#### Your task
Omit the pictures from the entries below and retype everything else exactly.
■ ■ ■ ■ ■ ■ ■
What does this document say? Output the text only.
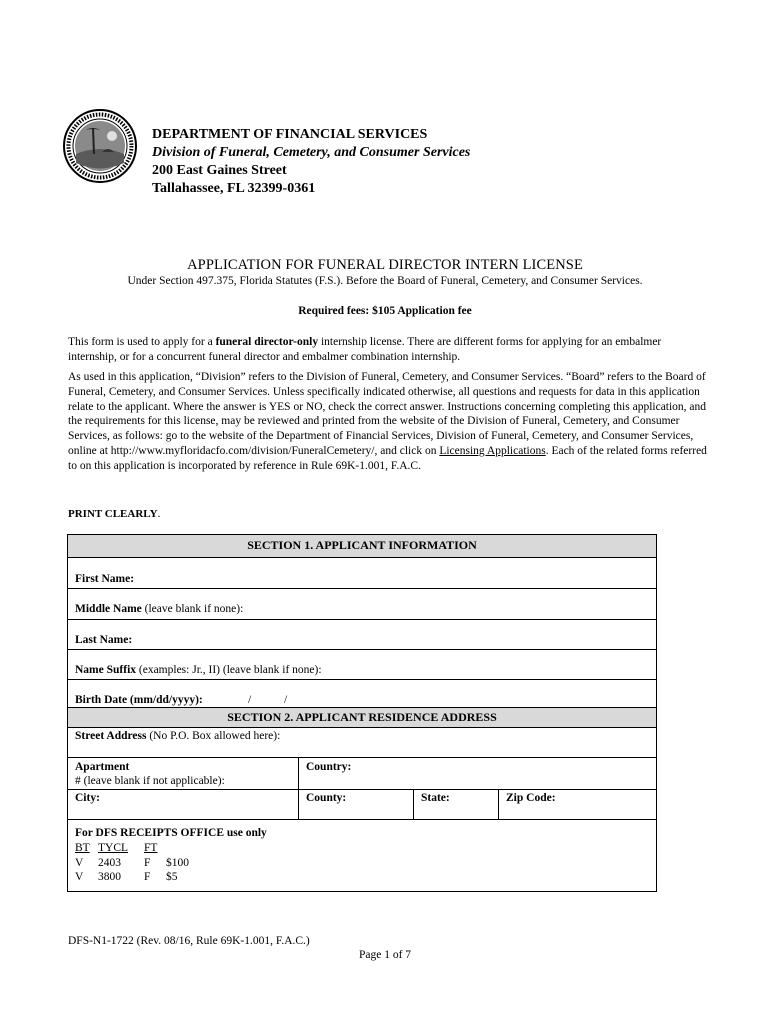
DEPARTMENT OF FINANCIAL SERVICES
Division of Funeral, Cemetery, and Consumer Services
200 East Gaines Street
Tallahassee, FL 32399-0361
APPLICATION FOR FUNERAL DIRECTOR INTERN LICENSE
Under Section 497.375, Florida Statutes (F.S.). Before the Board of Funeral, Cemetery, and Consumer Services.
Required fees: $105 Application fee
This form is used to apply for a funeral director-only internship license. There are different forms for applying for an embalmer internship, or for a concurrent funeral director and embalmer combination internship.
As used in this application, “Division” refers to the Division of Funeral, Cemetery, and Consumer Services. “Board” refers to the Board of Funeral, Cemetery, and Consumer Services. Unless specifically indicated otherwise, all questions and requests for data in this application relate to the applicant. Where the answer is YES or NO, check the correct answer. Instructions concerning completing this application, and the requirements for this license, may be reviewed and printed from the website of the Division of Funeral, Cemetery, and Consumer Services, as follows: go to the website of the Department of Financial Services, Division of Funeral, Cemetery, and Consumer Services, online at http://www.myfloridacfo.com/division/FuneralCemetery/, and click on Licensing Applications. Each of the related forms referred to on this application is incorporated by reference in Rule 69K-1.001, F.A.C.
PRINT CLEARLY.
SECTION 1. APPLICANT INFORMATION
First Name:
Middle Name (leave blank if none):
Last Name:
Name Suffix (examples: Jr., II) (leave blank if none):
Birth Date (mm/dd/yyyy):	/	/
SECTION 2. APPLICANT RESIDENCE ADDRESS
Street Address (No P.O. Box allowed here):
Apartment
# (leave blank if not applicable):
Country:
City:	County:	State:	Zip Code:
For DFS RECEIPTS OFFICE use only
BT TYCL FT
V 2403 F $100
V 3800 F $5
DFS-N1-1722 (Rev. 08/16, Rule 69K-1.001, F.A.C.)
Page 1 of 7
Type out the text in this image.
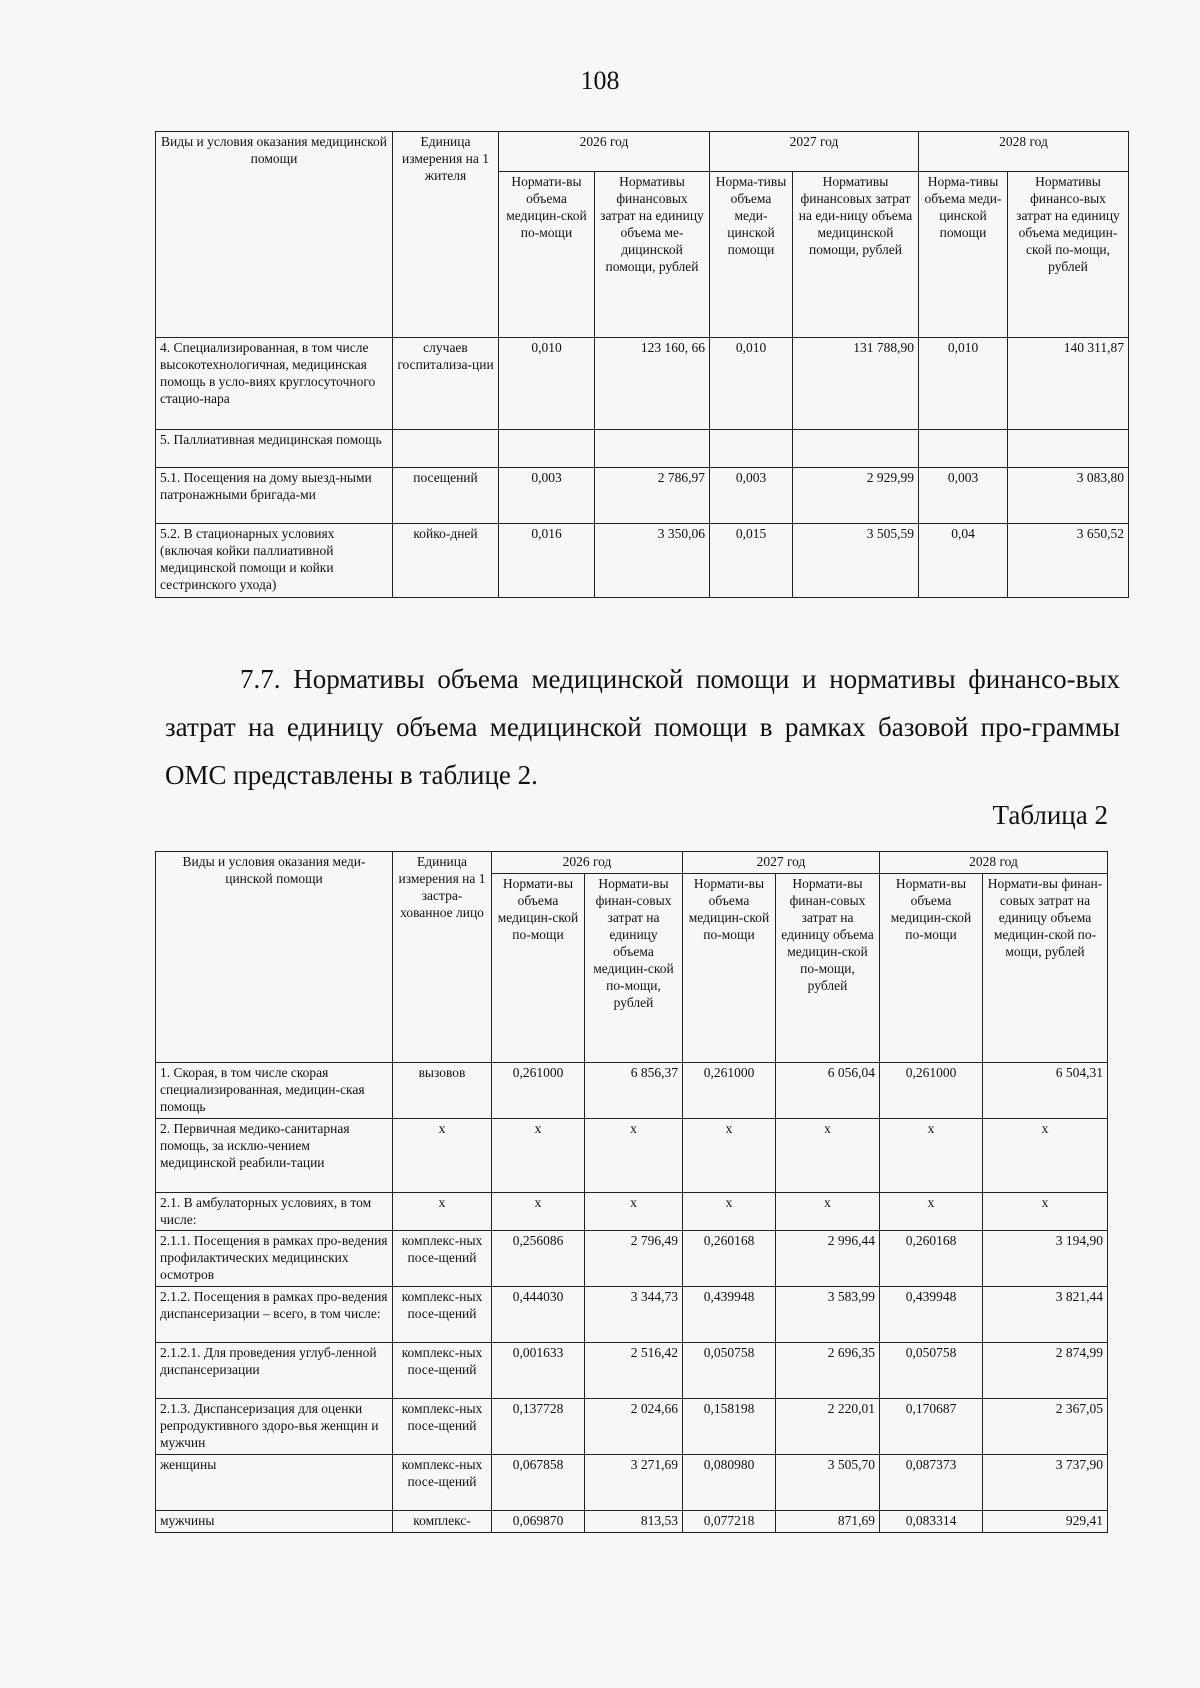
108
Виды и условия оказания медицинской помощи	Единица измерения на 1 жителя	2026 год		2027 год		2028 год	
		Нормати-вы объема медицин-ской по-мощи	Нормативы финансовых затрат на единицу объема ме-дицинской помощи, рублей	Норма-тивы объема меди-цинской помощи	Нормативы финансовых затрат на еди-ницу объема медицинской помощи, рублей	Норма-тивы объема меди-цинской помощи	Нормативы финансо-вых затрат на единицу объема медицин-ской по-мощи, рублей
4. Специализированная, в том числе высокотехнологичная, медицинская помощь в усло-виях круглосуточного стацио-нара	случаев госпитализа-ции	0,010	123 160, 66	0,010	131 788,90	0,010	140 311,87
5. Паллиативная медицинская помощь							
5.1. Посещения на дому выезд-ными патронажными бригада-ми	посещений	0,003	2 786,97	0,003	2 929,99	0,003	3 083,80
5.2. В стационарных условиях (включая койки паллиативной медицинской помощи и койки сестринского ухода)	койко-дней	0,016	3 350,06	0,015	3 505,59	0,04	3 650,52
7.7. Нормативы объема медицинской помощи и нормативы финансо-вых затрат на единицу объема медицинской помощи в рамках базовой про-граммы ОМС представлены в таблице 2.
Таблица 2
Виды и условия оказания меди-цинской помощи	Единица измерения на 1 застра-хованное лицо	2026 год		2027 год		2028 год	
		Нормати-вы объема медицин-ской по-мощи	Нормати-вы финан-совых затрат на единицу объема медицин-ской по-мощи, рублей	Нормати-вы объема медицин-ской по-мощи	Нормати-вы финан-совых затрат на единицу объема медицин-ской по-мощи, рублей	Нормати-вы объема медицин-ской по-мощи	Нормати-вы финан-совых затрат на единицу объема медицин-ской по-мощи, рублей
1. Скорая, в том числе скорая специализированная, медицин-ская помощь	вызовов	0,261000	6 856,37	0,261000	6 056,04	0,261000	6 504,31
2. Первичная медико-санитарная помощь, за исклю-чением медицинской реабили-тации	x	x	x	x	x	x	x
2.1. В амбулаторных условиях, в том числе:	x	x	x	x	x	x	x
2.1.1. Посещения в рамках про-ведения профилактических медицинских осмотров	комплекс-ных посе-щений	0,256086	2 796,49	0,260168	2 996,44	0,260168	3 194,90
2.1.2. Посещения в рамках про-ведения диспансеризации – всего, в том числе:	комплекс-ных посе-щений	0,444030	3 344,73	0,439948	3 583,99	0,439948	3 821,44
2.1.2.1. Для проведения углуб-ленной диспансеризации	комплекс-ных посе-щений	0,001633	2 516,42	0,050758	2 696,35	0,050758	2 874,99
2.1.3. Диспансеризация для оценки репродуктивного здоро-вья женщин и мужчин	комплекс-ных посе-щений	0,137728	2 024,66	0,158198	2 220,01	0,170687	2 367,05
женщины	комплекс-ных посе-щений	0,067858	3 271,69	0,080980	3 505,70	0,087373	3 737,90
мужчины	комплекс-	0,069870	813,53	0,077218	871,69	0,083314	929,41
■ ■ ■ ■ ■ ■ ■
#### The result
What does this document say? Output the text only.
DEPARTMENT OF FINANCIAL SERVICES
Division of Funeral, Cemetery, and Consumer Services
200 East Gaines Street
Tallahassee, FL 32399-0361
APPLICATION FOR FUNERAL DIRECTOR INTERN LICENSE
Under Section 497.375, Florida Statutes (F.S.). Before the Board of Funeral, Cemetery, and Consumer Services.
Required fees: $105 Application fee
This form is used to apply for a funeral director-only internship license. There are different forms for applying for an embalmer internship, or for a concurrent funeral director and embalmer combination internship.
As used in this application, “Division” refers to the Division of Funeral, Cemetery, and Consumer Services. “Board” refers to the Board of Funeral, Cemetery, and Consumer Services. Unless specifically indicated otherwise, all questions and requests for data in this application relate to the applicant. Where the answer is YES or NO, check the correct answer. Instructions concerning completing this application, and the requirements for this license, may be reviewed and printed from the website of the Division of Funeral, Cemetery, and Consumer Services, as follows: go to the website of the Department of Financial Services, Division of Funeral, Cemetery, and Consumer Services, online at http://www.myfloridacfo.com/division/FuneralCemetery/, and click on Licensing Applications. Each of the related forms referred to on this application is incorporated by reference in Rule 69K-1.001, F.A.C.
PRINT CLEARLY.
SECTION 1. APPLICANT INFORMATION
First Name:
Middle Name (leave blank if none):
Last Name:
Name Suffix (examples: Jr., II) (leave blank if none):
Birth Date (mm/dd/yyyy):	/	/
SECTION 2. APPLICANT RESIDENCE ADDRESS
Street Address (No P.O. Box allowed here):
Apartment
# (leave blank if not applicable):
Country:
City:	County:	State:	Zip Code:
For DFS RECEIPTS OFFICE use only
BT TYCL FT
V 2403 F $100
V 3800 F $5
DFS-N1-1722 (Rev. 08/16, Rule 69K-1.001, F.A.C.)
Page 1 of 7
Type out the text in this image.
108
Виды и условия оказания медицинской помощи	Единица измерения на 1 жителя	2026 год		2027 год		2028 год	
		Нормати-вы объема медицин-ской по-мощи	Нормативы финансовых затрат на единицу объема ме-дицинской помощи, рублей	Норма-тивы объема меди-цинской помощи	Нормативы финансовых затрат на еди-ницу объема медицинской помощи, рублей	Норма-тивы объема меди-цинской помощи	Нормативы финансо-вых затрат на единицу объема медицин-ской по-мощи, рублей
4. Специализированная, в том числе высокотехнологичная, медицинская помощь в усло-виях круглосуточного стацио-нара	случаев госпитализа-ции	0,010	123 160, 66	0,010	131 788,90	0,010	140 311,87
5. Паллиативная медицинская помощь							
5.1. Посещения на дому выезд-ными патронажными бригада-ми	посещений	0,003	2 786,97	0,003	2 929,99	0,003	3 083,80
5.2. В стационарных условиях (включая койки паллиативной медицинской помощи и койки сестринского ухода)	койко-дней	0,016	3 350,06	0,015	3 505,59	0,04	3 650,52
7.7. Нормативы объема медицинской помощи и нормативы финансо-вых затрат на единицу объема медицинской помощи в рамках базовой про-граммы ОМС представлены в таблице 2.
Таблица 2
Виды и условия оказания меди-цинской помощи	Единица измерения на 1 застра-хованное лицо	2026 год		2027 год		2028 год	
		Нормати-вы объема медицин-ской по-мощи	Нормати-вы финан-совых затрат на единицу объема медицин-ской по-мощи, рублей	Нормати-вы объема медицин-ской по-мощи	Нормати-вы финан-совых затрат на единицу объема медицин-ской по-мощи, рублей	Нормати-вы объема медицин-ской по-мощи	Нормати-вы финан-совых затрат на единицу объема медицин-ской по-мощи, рублей
1. Скорая, в том числе скорая специализированная, медицин-ская помощь	вызовов	0,261000	6 856,37	0,261000	6 056,04	0,261000	6 504,31
2. Первичная медико-санитарная помощь, за исклю-чением медицинской реабили-тации	x	x	x	x	x	x	x
2.1. В амбулаторных условиях, в том числе:	x	x	x	x	x	x	x
2.1.1. Посещения в рамках про-ведения профилактических медицинских осмотров	комплекс-ных посе-щений	0,256086	2 796,49	0,260168	2 996,44	0,260168	3 194,90
2.1.2. Посещения в рамках про-ведения диспансеризации – всего, в том числе:	комплекс-ных посе-щений	0,444030	3 344,73	0,439948	3 583,99	0,439948	3 821,44
2.1.2.1. Для проведения углуб-ленной диспансеризации	комплекс-ных посе-щений	0,001633	2 516,42	0,050758	2 696,35	0,050758	2 874,99
2.1.3. Диспансеризация для оценки репродуктивного здоро-вья женщин и мужчин	комплекс-ных посе-щений	0,137728	2 024,66	0,158198	2 220,01	0,170687	2 367,05
женщины	комплекс-ных посе-щений	0,067858	3 271,69	0,080980	3 505,70	0,087373	3 737,90
мужчины	комплекс-	0,069870	813,53	0,077218	871,69	0,083314	929,41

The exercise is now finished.